begin

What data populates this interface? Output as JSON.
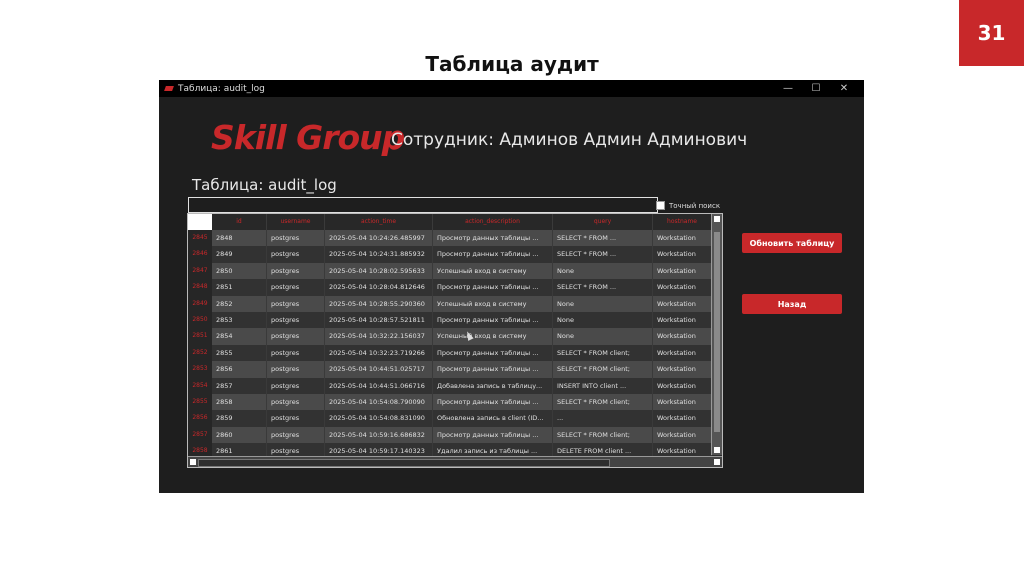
{
  "slide": {
    "number": "31",
    "title": "Таблица аудит"
  },
  "window": {
    "title": "Таблица: audit_log",
    "controls": [
      "—",
      "☐",
      "✕"
    ]
  },
  "app": {
    "logo": "Skill Group",
    "employee": "Сотрудник: Админов Админ Админович",
    "table_title": "Таблица: audit_log",
    "search": {
      "value": "",
      "placeholder": ""
    },
    "exact_search_label": "Точный поиск",
    "refresh_button": "Обновить таблицу",
    "back_button": "Назад"
  },
  "grid": {
    "columns": [
      "id",
      "username",
      "action_time",
      "action_description",
      "query",
      "hostname"
    ],
    "rows": [
      [
        "2845",
        "2848",
        "postgres",
        "2025-05-04 10:24:26.485997",
        "Просмотр данных таблицы ...",
        "SELECT * FROM ...",
        "Workstation"
      ],
      [
        "2846",
        "2849",
        "postgres",
        "2025-05-04 10:24:31.885932",
        "Просмотр данных таблицы ...",
        "SELECT * FROM ...",
        "Workstation"
      ],
      [
        "2847",
        "2850",
        "postgres",
        "2025-05-04 10:28:02.595633",
        "Успешный вход в систему",
        "None",
        "Workstation"
      ],
      [
        "2848",
        "2851",
        "postgres",
        "2025-05-04 10:28:04.812646",
        "Просмотр данных таблицы ...",
        "SELECT * FROM ...",
        "Workstation"
      ],
      [
        "2849",
        "2852",
        "postgres",
        "2025-05-04 10:28:55.290360",
        "Успешный вход в систему",
        "None",
        "Workstation"
      ],
      [
        "2850",
        "2853",
        "postgres",
        "2025-05-04 10:28:57.521811",
        "Просмотр данных таблицы ...",
        "None",
        "Workstation"
      ],
      [
        "2851",
        "2854",
        "postgres",
        "2025-05-04 10:32:22.156037",
        "Успешный вход в систему",
        "None",
        "Workstation"
      ],
      [
        "2852",
        "2855",
        "postgres",
        "2025-05-04 10:32:23.719266",
        "Просмотр данных таблицы ...",
        "SELECT * FROM client;",
        "Workstation"
      ],
      [
        "2853",
        "2856",
        "postgres",
        "2025-05-04 10:44:51.025717",
        "Просмотр данных таблицы ...",
        "SELECT * FROM client;",
        "Workstation"
      ],
      [
        "2854",
        "2857",
        "postgres",
        "2025-05-04 10:44:51.066716",
        "Добавлена запись в таблицу...",
        "INSERT INTO client ...",
        "Workstation"
      ],
      [
        "2855",
        "2858",
        "postgres",
        "2025-05-04 10:54:08.790090",
        "Просмотр данных таблицы ...",
        "SELECT * FROM client;",
        "Workstation"
      ],
      [
        "2856",
        "2859",
        "postgres",
        "2025-05-04 10:54:08.831090",
        "Обновлена запись в client (ID...",
        "...",
        "Workstation"
      ],
      [
        "2857",
        "2860",
        "postgres",
        "2025-05-04 10:59:16.686832",
        "Просмотр данных таблицы ...",
        "SELECT * FROM client;",
        "Workstation"
      ],
      [
        "2858",
        "2861",
        "postgres",
        "2025-05-04 10:59:17.140323",
        "Удалил запись из таблицы ...",
        "DELETE FROM client ...",
        "Workstation"
      ]
    ]
  }
}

end

What needs to be done — Repeat the records in full, exactly as they appear, without the pictures.

Correct output —
What data populates this interface? Output as JSON.
{
  "slide": {
    "number": "31",
    "title": "Таблица аудит"
  },
  "window": {
    "title": "Таблица: audit_log",
    "controls": [
      "—",
      "☐",
      "✕"
    ]
  },
  "app": {
    "logo": "Skill Group",
    "employee": "Сотрудник: Админов Админ Админович",
    "table_title": "Таблица: audit_log",
    "search": {
      "value": "",
      "placeholder": ""
    },
    "exact_search_label": "Точный поиск",
    "refresh_button": "Обновить таблицу",
    "back_button": "Назад"
  },
  "grid": {
    "columns": [
      "id",
      "username",
      "action_time",
      "action_description",
      "query",
      "hostname"
    ],
    "rows": [
      [
        "2845",
        "2848",
        "postgres",
        "2025-05-04 10:24:26.485997",
        "Просмотр данных таблицы ...",
        "SELECT * FROM ...",
        "Workstation"
      ],
      [
        "2846",
        "2849",
        "postgres",
        "2025-05-04 10:24:31.885932",
        "Просмотр данных таблицы ...",
        "SELECT * FROM ...",
        "Workstation"
      ],
      [
        "2847",
        "2850",
        "postgres",
        "2025-05-04 10:28:02.595633",
        "Успешный вход в систему",
        "None",
        "Workstation"
      ],
      [
        "2848",
        "2851",
        "postgres",
        "2025-05-04 10:28:04.812646",
        "Просмотр данных таблицы ...",
        "SELECT * FROM ...",
        "Workstation"
      ],
      [
        "2849",
        "2852",
        "postgres",
        "2025-05-04 10:28:55.290360",
        "Успешный вход в систему",
        "None",
        "Workstation"
      ],
      [
        "2850",
        "2853",
        "postgres",
        "2025-05-04 10:28:57.521811",
        "Просмотр данных таблицы ...",
        "None",
        "Workstation"
      ],
      [
        "2851",
        "2854",
        "postgres",
        "2025-05-04 10:32:22.156037",
        "Успешный вход в систему",
        "None",
        "Workstation"
      ],
      [
        "2852",
        "2855",
        "postgres",
        "2025-05-04 10:32:23.719266",
        "Просмотр данных таблицы ...",
        "SELECT * FROM client;",
        "Workstation"
      ],
      [
        "2853",
        "2856",
        "postgres",
        "2025-05-04 10:44:51.025717",
        "Просмотр данных таблицы ...",
        "SELECT * FROM client;",
        "Workstation"
      ],
      [
        "2854",
        "2857",
        "postgres",
        "2025-05-04 10:44:51.066716",
        "Добавлена запись в таблицу...",
        "INSERT INTO client ...",
        "Workstation"
      ],
      [
        "2855",
        "2858",
        "postgres",
        "2025-05-04 10:54:08.790090",
        "Просмотр данных таблицы ...",
        "SELECT * FROM client;",
        "Workstation"
      ],
      [
        "2856",
        "2859",
        "postgres",
        "2025-05-04 10:54:08.831090",
        "Обновлена запись в client (ID...",
        "...",
        "Workstation"
      ],
      [
        "2857",
        "2860",
        "postgres",
        "2025-05-04 10:59:16.686832",
        "Просмотр данных таблицы ...",
        "SELECT * FROM client;",
        "Workstation"
      ],
      [
        "2858",
        "2861",
        "postgres",
        "2025-05-04 10:59:17.140323",
        "Удалил запись из таблицы ...",
        "DELETE FROM client ...",
        "Workstation"
      ]
    ]
  }
}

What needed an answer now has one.